RECORDS SUPPLIED →
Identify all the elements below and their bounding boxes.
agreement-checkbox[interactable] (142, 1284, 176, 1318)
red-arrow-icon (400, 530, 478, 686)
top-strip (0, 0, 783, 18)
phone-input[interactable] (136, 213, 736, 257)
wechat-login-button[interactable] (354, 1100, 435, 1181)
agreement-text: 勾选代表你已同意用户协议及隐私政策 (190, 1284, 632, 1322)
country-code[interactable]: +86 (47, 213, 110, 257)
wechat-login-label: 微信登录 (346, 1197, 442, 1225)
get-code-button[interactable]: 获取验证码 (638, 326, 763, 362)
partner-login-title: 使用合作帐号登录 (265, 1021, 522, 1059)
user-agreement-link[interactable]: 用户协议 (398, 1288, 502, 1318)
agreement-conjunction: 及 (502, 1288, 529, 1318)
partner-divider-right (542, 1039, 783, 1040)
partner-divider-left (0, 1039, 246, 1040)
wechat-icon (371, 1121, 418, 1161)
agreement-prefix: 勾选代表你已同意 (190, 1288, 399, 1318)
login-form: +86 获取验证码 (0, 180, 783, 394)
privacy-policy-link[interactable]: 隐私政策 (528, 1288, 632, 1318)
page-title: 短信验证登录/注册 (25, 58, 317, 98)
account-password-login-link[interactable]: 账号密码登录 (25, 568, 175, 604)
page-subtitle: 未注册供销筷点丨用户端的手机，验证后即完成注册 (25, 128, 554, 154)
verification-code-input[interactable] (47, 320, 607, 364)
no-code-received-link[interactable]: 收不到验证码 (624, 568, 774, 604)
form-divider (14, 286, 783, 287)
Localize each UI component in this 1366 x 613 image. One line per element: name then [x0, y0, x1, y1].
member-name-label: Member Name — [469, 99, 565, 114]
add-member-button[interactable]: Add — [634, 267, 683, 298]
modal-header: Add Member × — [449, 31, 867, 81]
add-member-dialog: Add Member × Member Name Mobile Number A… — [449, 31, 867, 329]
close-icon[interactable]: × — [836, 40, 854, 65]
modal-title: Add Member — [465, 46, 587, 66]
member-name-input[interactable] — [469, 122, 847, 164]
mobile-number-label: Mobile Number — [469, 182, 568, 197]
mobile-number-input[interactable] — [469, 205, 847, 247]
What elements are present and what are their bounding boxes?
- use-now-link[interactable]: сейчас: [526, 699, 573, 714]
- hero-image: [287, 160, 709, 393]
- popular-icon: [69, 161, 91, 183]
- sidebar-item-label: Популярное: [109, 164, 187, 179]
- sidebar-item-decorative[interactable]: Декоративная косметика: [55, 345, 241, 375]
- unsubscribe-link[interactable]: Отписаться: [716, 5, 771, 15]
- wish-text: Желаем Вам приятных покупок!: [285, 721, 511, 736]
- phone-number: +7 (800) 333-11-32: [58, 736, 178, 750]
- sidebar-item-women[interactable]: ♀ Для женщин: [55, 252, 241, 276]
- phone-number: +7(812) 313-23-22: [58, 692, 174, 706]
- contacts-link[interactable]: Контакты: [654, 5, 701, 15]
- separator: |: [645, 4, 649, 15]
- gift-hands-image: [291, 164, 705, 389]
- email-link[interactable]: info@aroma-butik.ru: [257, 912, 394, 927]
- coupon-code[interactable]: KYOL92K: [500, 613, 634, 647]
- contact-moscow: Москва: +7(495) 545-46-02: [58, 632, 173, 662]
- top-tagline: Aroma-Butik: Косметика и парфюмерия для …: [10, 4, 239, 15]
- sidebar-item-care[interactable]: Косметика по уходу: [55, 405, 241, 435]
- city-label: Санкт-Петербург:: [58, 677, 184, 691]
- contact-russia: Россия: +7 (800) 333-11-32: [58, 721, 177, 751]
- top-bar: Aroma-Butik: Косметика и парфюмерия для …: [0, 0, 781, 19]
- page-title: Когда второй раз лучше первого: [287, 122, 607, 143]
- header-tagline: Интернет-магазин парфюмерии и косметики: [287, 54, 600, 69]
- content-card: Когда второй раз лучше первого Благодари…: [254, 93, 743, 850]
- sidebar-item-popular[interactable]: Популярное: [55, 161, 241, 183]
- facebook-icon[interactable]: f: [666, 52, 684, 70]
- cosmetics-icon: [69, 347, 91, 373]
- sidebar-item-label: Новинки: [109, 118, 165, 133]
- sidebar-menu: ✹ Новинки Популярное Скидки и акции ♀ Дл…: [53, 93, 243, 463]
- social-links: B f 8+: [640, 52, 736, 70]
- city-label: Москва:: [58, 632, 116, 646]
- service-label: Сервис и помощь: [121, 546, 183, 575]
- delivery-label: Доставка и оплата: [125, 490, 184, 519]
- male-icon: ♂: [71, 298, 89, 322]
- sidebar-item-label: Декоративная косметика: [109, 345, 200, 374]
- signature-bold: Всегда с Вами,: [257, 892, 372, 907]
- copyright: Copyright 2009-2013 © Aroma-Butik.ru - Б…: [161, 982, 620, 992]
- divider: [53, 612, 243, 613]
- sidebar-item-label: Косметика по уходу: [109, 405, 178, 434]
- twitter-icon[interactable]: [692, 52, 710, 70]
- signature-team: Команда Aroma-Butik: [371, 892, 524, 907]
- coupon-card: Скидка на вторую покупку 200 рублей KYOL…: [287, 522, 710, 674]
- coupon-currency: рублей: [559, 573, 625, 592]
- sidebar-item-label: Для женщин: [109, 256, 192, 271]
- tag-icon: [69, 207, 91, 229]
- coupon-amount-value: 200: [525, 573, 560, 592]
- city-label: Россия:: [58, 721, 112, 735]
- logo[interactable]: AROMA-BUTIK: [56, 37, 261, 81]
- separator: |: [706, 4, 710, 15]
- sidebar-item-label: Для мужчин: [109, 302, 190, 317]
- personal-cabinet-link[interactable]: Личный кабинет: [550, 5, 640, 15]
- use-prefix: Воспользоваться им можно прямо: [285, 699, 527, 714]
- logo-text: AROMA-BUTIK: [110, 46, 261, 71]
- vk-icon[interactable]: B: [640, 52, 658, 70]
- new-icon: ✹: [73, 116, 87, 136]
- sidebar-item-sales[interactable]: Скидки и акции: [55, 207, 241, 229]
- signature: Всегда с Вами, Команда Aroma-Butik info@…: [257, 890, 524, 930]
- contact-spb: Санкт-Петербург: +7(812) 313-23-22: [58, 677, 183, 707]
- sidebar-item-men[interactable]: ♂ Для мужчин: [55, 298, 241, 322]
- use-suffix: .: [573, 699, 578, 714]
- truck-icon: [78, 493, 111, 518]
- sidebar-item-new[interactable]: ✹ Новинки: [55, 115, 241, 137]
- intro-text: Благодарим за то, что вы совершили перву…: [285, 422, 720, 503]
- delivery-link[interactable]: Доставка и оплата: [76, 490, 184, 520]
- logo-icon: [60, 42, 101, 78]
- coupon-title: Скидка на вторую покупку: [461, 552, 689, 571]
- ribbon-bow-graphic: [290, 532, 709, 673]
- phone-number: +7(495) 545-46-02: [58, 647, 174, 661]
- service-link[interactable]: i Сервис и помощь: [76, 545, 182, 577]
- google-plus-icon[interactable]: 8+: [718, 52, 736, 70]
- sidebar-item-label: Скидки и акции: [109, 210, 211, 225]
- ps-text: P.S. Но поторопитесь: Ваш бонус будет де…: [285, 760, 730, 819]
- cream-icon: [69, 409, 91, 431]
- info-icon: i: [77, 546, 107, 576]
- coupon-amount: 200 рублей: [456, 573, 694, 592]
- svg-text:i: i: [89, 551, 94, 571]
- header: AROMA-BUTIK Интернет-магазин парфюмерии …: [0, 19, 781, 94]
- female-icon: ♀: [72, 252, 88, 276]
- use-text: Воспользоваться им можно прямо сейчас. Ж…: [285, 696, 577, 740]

PROBLEM DESCRIPTION → Turn every line of the items above into one numbered list, and leave out any blank lines.

EXERCISE RESPONSE →
1. Identify all the elements below and their bounding boxes.
2. agreement-checkbox[interactable] (142, 1284, 176, 1318)
3. red-arrow-icon (400, 530, 478, 686)
4. top-strip (0, 0, 783, 18)
5. phone-input[interactable] (136, 213, 736, 257)
6. wechat-login-button[interactable] (354, 1100, 435, 1181)
7. agreement-text: 勾选代表你已同意用户协议及隐私政策 (190, 1284, 632, 1322)
8. country-code[interactable]: +86 (47, 213, 110, 257)
9. wechat-login-label: 微信登录 (346, 1197, 442, 1225)
10. get-code-button[interactable]: 获取验证码 (638, 326, 763, 362)
11. partner-login-title: 使用合作帐号登录 (265, 1021, 522, 1059)
12. user-agreement-link[interactable]: 用户协议 (398, 1288, 502, 1318)
13. agreement-conjunction: 及 (502, 1288, 529, 1318)
14. partner-divider-right (542, 1039, 783, 1040)
15. partner-divider-left (0, 1039, 246, 1040)
16. wechat-icon (371, 1121, 418, 1161)
17. agreement-prefix: 勾选代表你已同意 (190, 1288, 399, 1318)
18. login-form: +86 获取验证码 (0, 180, 783, 394)
19. privacy-policy-link[interactable]: 隐私政策 (528, 1288, 632, 1318)
20. page-title: 短信验证登录/注册 (25, 58, 317, 98)
21. account-password-login-link[interactable]: 账号密码登录 (25, 568, 175, 604)
22. page-subtitle: 未注册供销筷点丨用户端的手机，验证后即完成注册 (25, 128, 554, 154)
23. verification-code-input[interactable] (47, 320, 607, 364)
24. no-code-received-link[interactable]: 收不到验证码 (624, 568, 774, 604)
25. form-divider (14, 286, 783, 287)
26. Localize each UI component in this 1366 x 613 image. One line per element: name then [x0, y0, x1, y1].
27. member-name-label: Member Name — [469, 99, 565, 114]
28. add-member-button[interactable]: Add — [634, 267, 683, 298]
29. modal-header: Add Member × — [449, 31, 867, 81]
30. add-member-dialog: Add Member × Member Name Mobile Number A… — [449, 31, 867, 329]
31. close-icon[interactable]: × — [836, 40, 854, 65]
32. modal-title: Add Member — [465, 46, 587, 66]
33. member-name-input[interactable] — [469, 122, 847, 164]
34. mobile-number-label: Mobile Number — [469, 182, 568, 197]
35. mobile-number-input[interactable] — [469, 205, 847, 247]
36. What elements are present and what are their bounding boxes?
37. - use-now-link[interactable]: сейчас: [526, 699, 573, 714]
38. - hero-image: [287, 160, 709, 393]
39. - popular-icon: [69, 161, 91, 183]
40. - sidebar-item-label: Популярное: [109, 164, 187, 179]
41. - sidebar-item-decorative[interactable]: Декоративная косметика: [55, 345, 241, 375]
42. - unsubscribe-link[interactable]: Отписаться: [716, 5, 771, 15]
43. - wish-text: Желаем Вам приятных покупок!: [285, 721, 511, 736]
44. - phone-number: +7 (800) 333-11-32: [58, 736, 178, 750]
45. - sidebar-item-women[interactable]: ♀ Для женщин: [55, 252, 241, 276]
46. - phone-number: +7(812) 313-23-22: [58, 692, 174, 706]
47. - contacts-link[interactable]: Контакты: [654, 5, 701, 15]
48. - separator: |: [645, 4, 649, 15]
49. - gift-hands-image: [291, 164, 705, 389]
50. - email-link[interactable]: info@aroma-butik.ru: [257, 912, 394, 927]
51. - coupon-code[interactable]: KYOL92K: [500, 613, 634, 647]
52. - contact-moscow: Москва: +7(495) 545-46-02: [58, 632, 173, 662]
53. - top-tagline: Aroma-Butik: Косметика и парфюмерия для …: [10, 4, 239, 15]
54. - sidebar-item-care[interactable]: Косметика по уходу: [55, 405, 241, 435]
55. - city-label: Санкт-Петербург:: [58, 677, 184, 691]
56. - contact-russia: Россия: +7 (800) 333-11-32: [58, 721, 177, 751]
57. - top-bar: Aroma-Butik: Косметика и парфюмерия для …: [0, 0, 781, 19]
58. - page-title: Когда второй раз лучше первого: [287, 122, 607, 143]
59. - header-tagline: Интернет-магазин парфюмерии и косметики: [287, 54, 600, 69]
60. - content-card: Когда второй раз лучше первого Благодари…: [254, 93, 743, 850]
61. - sidebar-item-popular[interactable]: Популярное: [55, 161, 241, 183]
62. - facebook-icon[interactable]: f: [666, 52, 684, 70]
63. - cosmetics-icon: [69, 347, 91, 373]
64. - sidebar-item-label: Новинки: [109, 118, 165, 133]
65. - sidebar-menu: ✹ Новинки Популярное Скидки и акции ♀ Дл…: [53, 93, 243, 463]
66. - social-links: B f 8+: [640, 52, 736, 70]
67. - city-label: Москва:: [58, 632, 116, 646]
68. - service-label: Сервис и помощь: [121, 546, 183, 575]
69. - delivery-label: Доставка и оплата: [125, 490, 184, 519]
70. - male-icon: ♂: [71, 298, 89, 322]
71. - sidebar-item-label: Декоративная косметика: [109, 345, 200, 374]
72. - signature-bold: Всегда с Вами,: [257, 892, 372, 907]
73. - copyright: Copyright 2009-2013 © Aroma-Butik.ru - Б…: [161, 982, 620, 992]
74. - divider: [53, 612, 243, 613]
75. - sidebar-item-label: Косметика по уходу: [109, 405, 178, 434]
76. - twitter-icon[interactable]: [692, 52, 710, 70]
77. - signature-team: Команда Aroma-Butik: [371, 892, 524, 907]
78. - coupon-card: Скидка на вторую покупку 200 рублей KYOL…: [287, 522, 710, 674]
79. - coupon-currency: рублей: [559, 573, 625, 592]
80. - sidebar-item-label: Для женщин: [109, 256, 192, 271]
81. - tag-icon: [69, 207, 91, 229]
82. - coupon-amount-value: 200: [525, 573, 560, 592]
83. - city-label: Россия:: [58, 721, 112, 735]
84. - logo[interactable]: AROMA-BUTIK: [56, 37, 261, 81]
85. - separator: |: [706, 4, 710, 15]
86. - sidebar-item-label: Для мужчин: [109, 302, 190, 317]
87. - personal-cabinet-link[interactable]: Личный кабинет: [550, 5, 640, 15]
88. - use-prefix: Воспользоваться им можно прямо: [285, 699, 527, 714]
89. - logo-text: AROMA-BUTIK: [110, 46, 261, 71]
90. - vk-icon[interactable]: B: [640, 52, 658, 70]
91. - new-icon: ✹: [73, 116, 87, 136]
92. - sidebar-item-sales[interactable]: Скидки и акции: [55, 207, 241, 229]
93. - signature: Всегда с Вами, Команда Aroma-Butik info@…: [257, 890, 524, 930]
94. - contact-spb: Санкт-Петербург: +7(812) 313-23-22: [58, 677, 183, 707]
95. - sidebar-item-men[interactable]: ♂ Для мужчин: [55, 298, 241, 322]
96. - use-suffix: .: [573, 699, 578, 714]
97. - truck-icon: [78, 493, 111, 518]
98. - sidebar-item-new[interactable]: ✹ Новинки: [55, 115, 241, 137]
99. - intro-text: Благодарим за то, что вы совершили перву…: [285, 422, 720, 503]
100. - delivery-link[interactable]: Доставка и оплата: [76, 490, 184, 520]
101. - logo-icon: [60, 42, 101, 78]
102. - coupon-title: Скидка на вторую покупку: [461, 552, 689, 571]
103. - ribbon-bow-graphic: [290, 532, 709, 673]
104. - phone-number: +7(495) 545-46-02: [58, 647, 174, 661]
105. - service-link[interactable]: i Сервис и помощь: [76, 545, 182, 577]
106. - google-plus-icon[interactable]: 8+: [718, 52, 736, 70]
107. - sidebar-item-label: Скидки и акции: [109, 210, 211, 225]
108. - ps-text: P.S. Но поторопитесь: Ваш бонус будет де…: [285, 760, 730, 819]
109. - cream-icon: [69, 409, 91, 431]
110. - info-icon: i: [77, 546, 107, 576]
111. - coupon-amount: 200 рублей: [456, 573, 694, 592]
112. - svg-text:i: i: [89, 551, 94, 571]
113. - header: AROMA-BUTIK Интернет-магазин парфюмерии …: [0, 19, 781, 94]
114. - female-icon: ♀: [72, 252, 88, 276]
115. - use-text: Воспользоваться им можно прямо сейчас. Ж…: [285, 696, 577, 740]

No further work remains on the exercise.